INSTRUCTION
Produce a verbatim copy of the entries listed below.

[Stored data entries]
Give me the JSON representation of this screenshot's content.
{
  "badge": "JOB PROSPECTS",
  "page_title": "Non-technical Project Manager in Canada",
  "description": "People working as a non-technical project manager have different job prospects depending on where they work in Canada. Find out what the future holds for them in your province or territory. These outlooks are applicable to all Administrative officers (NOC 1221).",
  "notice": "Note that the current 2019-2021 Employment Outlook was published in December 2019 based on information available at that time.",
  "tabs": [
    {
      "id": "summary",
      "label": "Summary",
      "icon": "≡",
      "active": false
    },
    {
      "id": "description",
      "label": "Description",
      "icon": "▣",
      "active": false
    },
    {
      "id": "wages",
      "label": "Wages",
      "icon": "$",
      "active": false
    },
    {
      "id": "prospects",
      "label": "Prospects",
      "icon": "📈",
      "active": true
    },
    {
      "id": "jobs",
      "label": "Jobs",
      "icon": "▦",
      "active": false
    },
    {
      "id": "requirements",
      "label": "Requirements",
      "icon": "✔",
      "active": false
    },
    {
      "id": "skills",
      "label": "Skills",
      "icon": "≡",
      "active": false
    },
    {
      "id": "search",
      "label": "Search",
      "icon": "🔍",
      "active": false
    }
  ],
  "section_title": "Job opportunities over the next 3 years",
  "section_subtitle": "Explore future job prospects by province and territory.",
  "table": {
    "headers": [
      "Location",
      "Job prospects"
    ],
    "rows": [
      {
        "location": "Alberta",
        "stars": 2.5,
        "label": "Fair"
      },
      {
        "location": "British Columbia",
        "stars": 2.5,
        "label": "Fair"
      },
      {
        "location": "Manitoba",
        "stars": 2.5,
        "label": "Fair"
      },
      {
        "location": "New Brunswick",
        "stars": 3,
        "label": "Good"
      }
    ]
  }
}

ANSWER BELOW
Give me the JSON representation of this screenshot's content.
{
  "badge": "JOB PROSPECTS",
  "page_title": "Non-technical Project Manager in Canada",
  "description": "People working as a non-technical project manager have different job prospects depending on where they work in Canada. Find out what the future holds for them in your province or territory. These outlooks are applicable to all Administrative officers (NOC 1221).",
  "notice": "Note that the current 2019-2021 Employment Outlook was published in December 2019 based on information available at that time.",
  "tabs": [
    {
      "id": "summary",
      "label": "Summary",
      "icon": "≡",
      "active": false
    },
    {
      "id": "description",
      "label": "Description",
      "icon": "▣",
      "active": false
    },
    {
      "id": "wages",
      "label": "Wages",
      "icon": "$",
      "active": false
    },
    {
      "id": "prospects",
      "label": "Prospects",
      "icon": "📈",
      "active": true
    },
    {
      "id": "jobs",
      "label": "Jobs",
      "icon": "▦",
      "active": false
    },
    {
      "id": "requirements",
      "label": "Requirements",
      "icon": "✔",
      "active": false
    },
    {
      "id": "skills",
      "label": "Skills",
      "icon": "≡",
      "active": false
    },
    {
      "id": "search",
      "label": "Search",
      "icon": "🔍",
      "active": false
    }
  ],
  "section_title": "Job opportunities over the next 3 years",
  "section_subtitle": "Explore future job prospects by province and territory.",
  "table": {
    "headers": [
      "Location",
      "Job prospects"
    ],
    "rows": [
      {
        "location": "Alberta",
        "stars": 2.5,
        "label": "Fair"
      },
      {
        "location": "British Columbia",
        "stars": 2.5,
        "label": "Fair"
      },
      {
        "location": "Manitoba",
        "stars": 2.5,
        "label": "Fair"
      },
      {
        "location": "New Brunswick",
        "stars": 3,
        "label": "Good"
      }
    ]
  }
}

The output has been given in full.